### Entries provided
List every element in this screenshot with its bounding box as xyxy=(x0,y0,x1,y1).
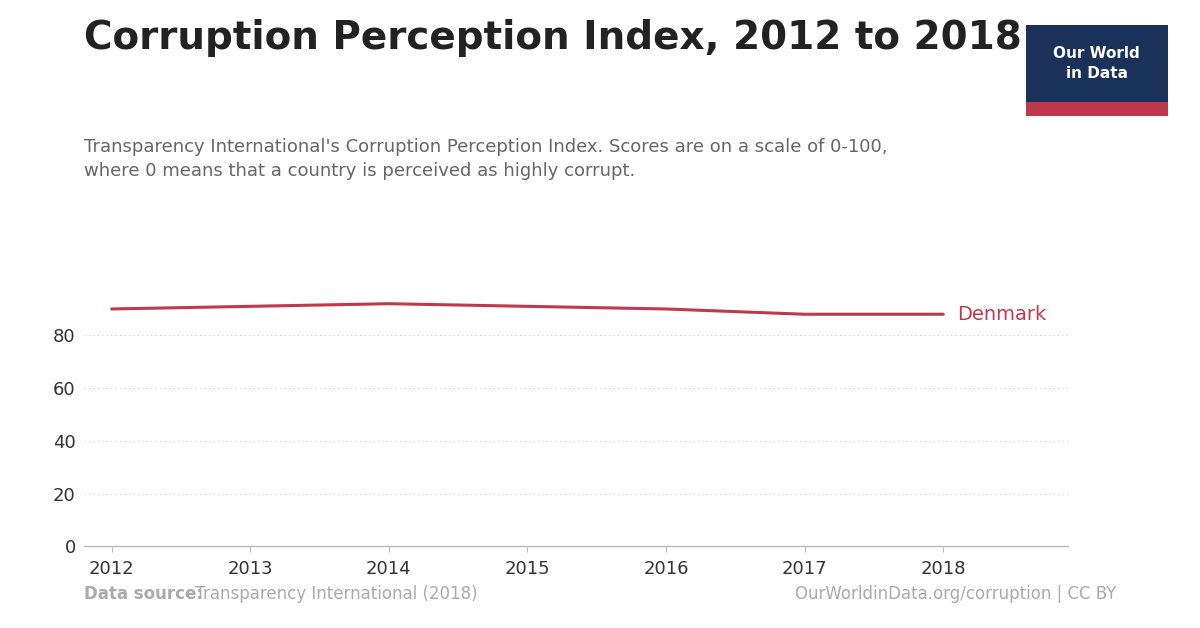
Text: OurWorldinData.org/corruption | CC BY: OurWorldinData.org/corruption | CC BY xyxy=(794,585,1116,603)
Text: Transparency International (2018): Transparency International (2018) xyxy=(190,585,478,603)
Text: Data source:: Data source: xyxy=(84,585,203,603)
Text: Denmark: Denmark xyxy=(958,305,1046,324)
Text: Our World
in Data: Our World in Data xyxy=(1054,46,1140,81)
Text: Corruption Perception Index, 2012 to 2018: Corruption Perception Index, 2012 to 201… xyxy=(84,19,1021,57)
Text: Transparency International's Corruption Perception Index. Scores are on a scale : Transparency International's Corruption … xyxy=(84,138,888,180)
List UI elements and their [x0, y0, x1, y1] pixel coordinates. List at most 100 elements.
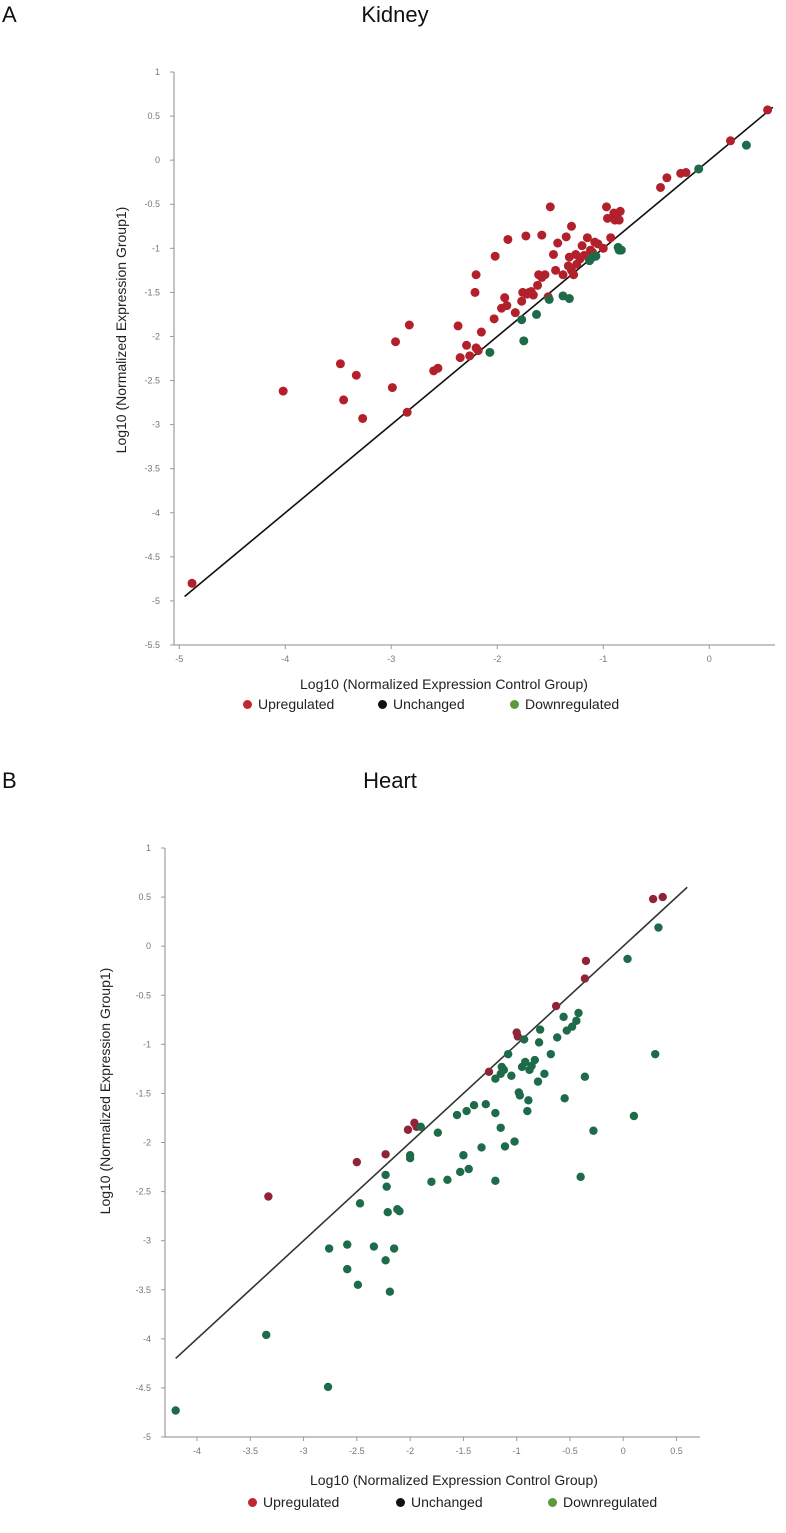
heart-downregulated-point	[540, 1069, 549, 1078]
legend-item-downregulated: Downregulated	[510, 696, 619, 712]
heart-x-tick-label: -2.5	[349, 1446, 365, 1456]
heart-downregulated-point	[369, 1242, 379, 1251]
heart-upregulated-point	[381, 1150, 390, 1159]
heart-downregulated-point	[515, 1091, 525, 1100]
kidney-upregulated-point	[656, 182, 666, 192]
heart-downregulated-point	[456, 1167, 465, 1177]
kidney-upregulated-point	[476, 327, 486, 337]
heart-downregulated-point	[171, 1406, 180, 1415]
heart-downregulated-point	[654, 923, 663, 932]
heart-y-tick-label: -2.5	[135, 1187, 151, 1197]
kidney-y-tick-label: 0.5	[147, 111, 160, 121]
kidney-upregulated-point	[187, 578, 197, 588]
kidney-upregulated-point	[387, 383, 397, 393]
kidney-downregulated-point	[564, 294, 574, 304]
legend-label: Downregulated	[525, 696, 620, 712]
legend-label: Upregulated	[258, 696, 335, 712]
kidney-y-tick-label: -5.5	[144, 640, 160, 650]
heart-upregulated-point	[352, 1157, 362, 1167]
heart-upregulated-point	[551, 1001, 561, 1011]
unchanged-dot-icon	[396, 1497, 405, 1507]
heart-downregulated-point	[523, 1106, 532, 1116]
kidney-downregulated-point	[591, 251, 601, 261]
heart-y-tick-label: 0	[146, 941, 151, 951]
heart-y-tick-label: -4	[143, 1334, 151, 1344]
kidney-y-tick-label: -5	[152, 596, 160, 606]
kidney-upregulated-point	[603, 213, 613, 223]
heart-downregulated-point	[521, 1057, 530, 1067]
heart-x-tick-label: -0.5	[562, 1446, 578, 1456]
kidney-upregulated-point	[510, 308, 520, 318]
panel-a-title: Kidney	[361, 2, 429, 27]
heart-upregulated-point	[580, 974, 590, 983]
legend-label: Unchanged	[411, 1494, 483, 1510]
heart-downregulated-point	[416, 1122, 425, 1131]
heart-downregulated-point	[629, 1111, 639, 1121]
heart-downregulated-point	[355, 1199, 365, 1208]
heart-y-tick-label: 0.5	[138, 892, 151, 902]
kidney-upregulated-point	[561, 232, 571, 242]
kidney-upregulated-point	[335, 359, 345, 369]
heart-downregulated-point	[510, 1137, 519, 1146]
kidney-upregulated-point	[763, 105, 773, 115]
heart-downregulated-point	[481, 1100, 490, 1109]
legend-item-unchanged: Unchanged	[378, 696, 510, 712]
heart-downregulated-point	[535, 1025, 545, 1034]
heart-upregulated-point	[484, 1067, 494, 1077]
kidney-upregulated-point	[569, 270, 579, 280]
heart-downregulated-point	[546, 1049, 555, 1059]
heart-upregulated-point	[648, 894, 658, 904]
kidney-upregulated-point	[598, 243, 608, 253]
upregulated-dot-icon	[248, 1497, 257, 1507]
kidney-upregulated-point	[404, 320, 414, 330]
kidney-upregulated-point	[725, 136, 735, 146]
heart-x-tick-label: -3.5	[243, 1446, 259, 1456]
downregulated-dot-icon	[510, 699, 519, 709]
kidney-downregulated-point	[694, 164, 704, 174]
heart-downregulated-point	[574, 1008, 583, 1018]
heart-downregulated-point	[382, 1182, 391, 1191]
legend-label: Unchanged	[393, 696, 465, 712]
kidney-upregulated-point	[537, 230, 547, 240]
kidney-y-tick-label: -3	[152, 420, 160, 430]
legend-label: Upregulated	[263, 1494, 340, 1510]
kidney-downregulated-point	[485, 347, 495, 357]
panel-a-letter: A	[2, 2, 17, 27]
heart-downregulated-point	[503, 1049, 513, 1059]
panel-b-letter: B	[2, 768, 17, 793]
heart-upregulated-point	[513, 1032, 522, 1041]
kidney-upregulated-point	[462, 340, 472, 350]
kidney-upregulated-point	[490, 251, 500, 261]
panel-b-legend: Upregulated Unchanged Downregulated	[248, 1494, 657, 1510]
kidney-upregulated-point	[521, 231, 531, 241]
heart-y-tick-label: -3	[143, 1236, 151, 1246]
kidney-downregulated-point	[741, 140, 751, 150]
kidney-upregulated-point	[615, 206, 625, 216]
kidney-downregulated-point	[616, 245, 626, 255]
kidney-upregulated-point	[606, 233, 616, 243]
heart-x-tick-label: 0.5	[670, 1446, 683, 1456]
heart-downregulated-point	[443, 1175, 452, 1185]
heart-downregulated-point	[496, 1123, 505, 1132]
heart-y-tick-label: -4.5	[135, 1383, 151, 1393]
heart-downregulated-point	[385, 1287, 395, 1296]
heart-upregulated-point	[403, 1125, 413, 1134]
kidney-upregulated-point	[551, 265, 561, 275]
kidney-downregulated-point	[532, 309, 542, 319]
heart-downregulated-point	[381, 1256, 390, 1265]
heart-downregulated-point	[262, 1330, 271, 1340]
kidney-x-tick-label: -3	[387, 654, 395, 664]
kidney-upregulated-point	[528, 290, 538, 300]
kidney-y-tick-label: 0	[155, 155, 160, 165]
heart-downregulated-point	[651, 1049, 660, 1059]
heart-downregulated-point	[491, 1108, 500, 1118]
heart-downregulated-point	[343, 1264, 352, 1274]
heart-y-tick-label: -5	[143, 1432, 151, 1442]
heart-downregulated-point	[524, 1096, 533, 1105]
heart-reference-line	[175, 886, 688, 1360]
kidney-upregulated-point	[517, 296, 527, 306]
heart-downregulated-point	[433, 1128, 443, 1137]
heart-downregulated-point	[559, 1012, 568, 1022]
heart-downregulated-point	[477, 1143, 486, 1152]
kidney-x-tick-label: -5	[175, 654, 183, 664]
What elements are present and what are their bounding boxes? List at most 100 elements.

### Written instruction
Convert all of the material above into a numbered list, one line per item, leaving out blank lines and the pictures.

### Expected answer
1. List every element in this screenshot with its bounding box as xyxy=(x0,y0,x1,y1).
2. Text: OurWorldinData.org/corruption | CC BY: OurWorldinData.org/corruption | CC BY xyxy=(794,585,1116,603)
3. Text: Transparency International (2018): Transparency International (2018) xyxy=(190,585,478,603)
4. Text: Data source:: Data source: xyxy=(84,585,203,603)
5. Text: Denmark: Denmark xyxy=(958,305,1046,324)
6. Text: Our World
7. in Data: Our World in Data xyxy=(1054,46,1140,81)
8. Text: Corruption Perception Index, 2012 to 2018: Corruption Perception Index, 2012 to 201… xyxy=(84,19,1021,57)
9. Text: Transparency International's Corruption Perception Index. Scores are on a scale : Transparency International's Corruption … xyxy=(84,138,888,180)
10. List UI elements and their [x0, y0, x1, y1] pixel coordinates. List at most 100 elements.
11. heart-downregulated-point	[540, 1069, 549, 1078]
12. legend-item-downregulated: Downregulated	[510, 696, 619, 712]
13. heart-x-tick-label: -2.5	[349, 1446, 365, 1456]
14. heart-downregulated-point	[369, 1242, 379, 1251]
15. heart-upregulated-point	[381, 1150, 390, 1159]
16. heart-downregulated-point	[515, 1091, 525, 1100]
17. kidney-upregulated-point	[656, 182, 666, 192]
18. heart-downregulated-point	[456, 1167, 465, 1177]
19. kidney-upregulated-point	[476, 327, 486, 337]
20. heart-downregulated-point	[171, 1406, 180, 1415]
21. heart-downregulated-point	[654, 923, 663, 932]
22. heart-y-tick-label: -2.5	[135, 1187, 151, 1197]
23. kidney-y-tick-label: 0.5	[147, 111, 160, 121]
24. kidney-upregulated-point	[187, 578, 197, 588]
25. kidney-upregulated-point	[387, 383, 397, 393]
26. kidney-downregulated-point	[564, 294, 574, 304]
27. legend-label: Downregulated	[525, 696, 620, 712]
28. legend-label: Upregulated	[258, 696, 335, 712]
29. kidney-y-tick-label: -5.5	[144, 640, 160, 650]
30. heart-upregulated-point	[352, 1157, 362, 1167]
31. heart-upregulated-point	[551, 1001, 561, 1011]
32. unchanged-dot-icon	[396, 1497, 405, 1507]
33. heart-downregulated-point	[523, 1106, 532, 1116]
34. kidney-downregulated-point	[591, 251, 601, 261]
35. heart-y-tick-label: 0	[146, 941, 151, 951]
36. heart-y-tick-label: -4	[143, 1334, 151, 1344]
37. kidney-y-tick-label: -5	[152, 596, 160, 606]
38. kidney-upregulated-point	[603, 213, 613, 223]
39. heart-downregulated-point	[521, 1057, 530, 1067]
40. heart-x-tick-label: -0.5	[562, 1446, 578, 1456]
41. kidney-upregulated-point	[510, 308, 520, 318]
42. panel-a-title: Kidney	[361, 2, 429, 27]
43. heart-upregulated-point	[580, 974, 590, 983]
44. legend-label: Unchanged	[411, 1494, 483, 1510]
45. heart-downregulated-point	[416, 1122, 425, 1131]
46. heart-downregulated-point	[629, 1111, 639, 1121]
47. heart-downregulated-point	[355, 1199, 365, 1208]
48. heart-y-tick-label: 0.5	[138, 892, 151, 902]
49. kidney-upregulated-point	[561, 232, 571, 242]
50. kidney-upregulated-point	[335, 359, 345, 369]
51. heart-downregulated-point	[510, 1137, 519, 1146]
52. kidney-upregulated-point	[763, 105, 773, 115]
53. heart-downregulated-point	[481, 1100, 490, 1109]
54. legend-item-unchanged: Unchanged	[378, 696, 510, 712]
55. heart-downregulated-point	[535, 1025, 545, 1034]
56. heart-upregulated-point	[484, 1067, 494, 1077]
57. kidney-upregulated-point	[569, 270, 579, 280]
58. heart-downregulated-point	[546, 1049, 555, 1059]
59. heart-upregulated-point	[648, 894, 658, 904]
60. kidney-upregulated-point	[598, 243, 608, 253]
61. upregulated-dot-icon	[248, 1497, 257, 1507]
62. kidney-upregulated-point	[404, 320, 414, 330]
63. kidney-upregulated-point	[725, 136, 735, 146]
64. heart-x-tick-label: -3.5	[243, 1446, 259, 1456]
65. downregulated-dot-icon	[510, 699, 519, 709]
66. kidney-downregulated-point	[694, 164, 704, 174]
67. heart-downregulated-point	[574, 1008, 583, 1018]
68. heart-downregulated-point	[382, 1182, 391, 1191]
69. legend-label: Unchanged	[393, 696, 465, 712]
70. kidney-upregulated-point	[537, 230, 547, 240]
71. kidney-y-tick-label: -3	[152, 420, 160, 430]
72. legend-label: Upregulated	[263, 1494, 340, 1510]
73. kidney-downregulated-point	[485, 347, 495, 357]
74. panel-a-letter: A	[2, 2, 17, 27]
75. heart-downregulated-point	[503, 1049, 513, 1059]
76. panel-b-letter: B	[2, 768, 17, 793]
77. heart-upregulated-point	[513, 1032, 522, 1041]
78. kidney-upregulated-point	[462, 340, 472, 350]
79. kidney-upregulated-point	[490, 251, 500, 261]
80. panel-b-legend: Upregulated Unchanged Downregulated	[248, 1494, 657, 1510]
81. kidney-upregulated-point	[521, 231, 531, 241]
82. heart-y-tick-label: -3	[143, 1236, 151, 1246]
83. kidney-downregulated-point	[741, 140, 751, 150]
84. kidney-upregulated-point	[615, 206, 625, 216]
85. kidney-downregulated-point	[616, 245, 626, 255]
86. kidney-upregulated-point	[606, 233, 616, 243]
87. heart-x-tick-label: 0.5	[670, 1446, 683, 1456]
88. heart-downregulated-point	[443, 1175, 452, 1185]
89. heart-downregulated-point	[496, 1123, 505, 1132]
90. heart-y-tick-label: -4.5	[135, 1383, 151, 1393]
91. heart-downregulated-point	[385, 1287, 395, 1296]
92. heart-upregulated-point	[403, 1125, 413, 1134]
93. kidney-upregulated-point	[551, 265, 561, 275]
94. kidney-downregulated-point	[532, 309, 542, 319]
95. heart-downregulated-point	[381, 1256, 390, 1265]
96. heart-downregulated-point	[262, 1330, 271, 1340]
97. kidney-x-tick-label: -3	[387, 654, 395, 664]
98. kidney-upregulated-point	[528, 290, 538, 300]
99. kidney-y-tick-label: 0	[155, 155, 160, 165]
100. heart-downregulated-point	[651, 1049, 660, 1059]
101. heart-downregulated-point	[491, 1108, 500, 1118]
102. heart-downregulated-point	[343, 1264, 352, 1274]
103. heart-y-tick-label: -5	[143, 1432, 151, 1442]
104. heart-downregulated-point	[524, 1096, 533, 1105]
105. heart-reference-line	[175, 886, 688, 1360]
106. kidney-upregulated-point	[517, 296, 527, 306]
107. heart-downregulated-point	[433, 1128, 443, 1137]
108. heart-downregulated-point	[559, 1012, 568, 1022]
109. heart-downregulated-point	[477, 1143, 486, 1152]
110. kidney-x-tick-label: -5	[175, 654, 183, 664]
111. What elements are present and what are their bounding boxes? List at most 100 elements.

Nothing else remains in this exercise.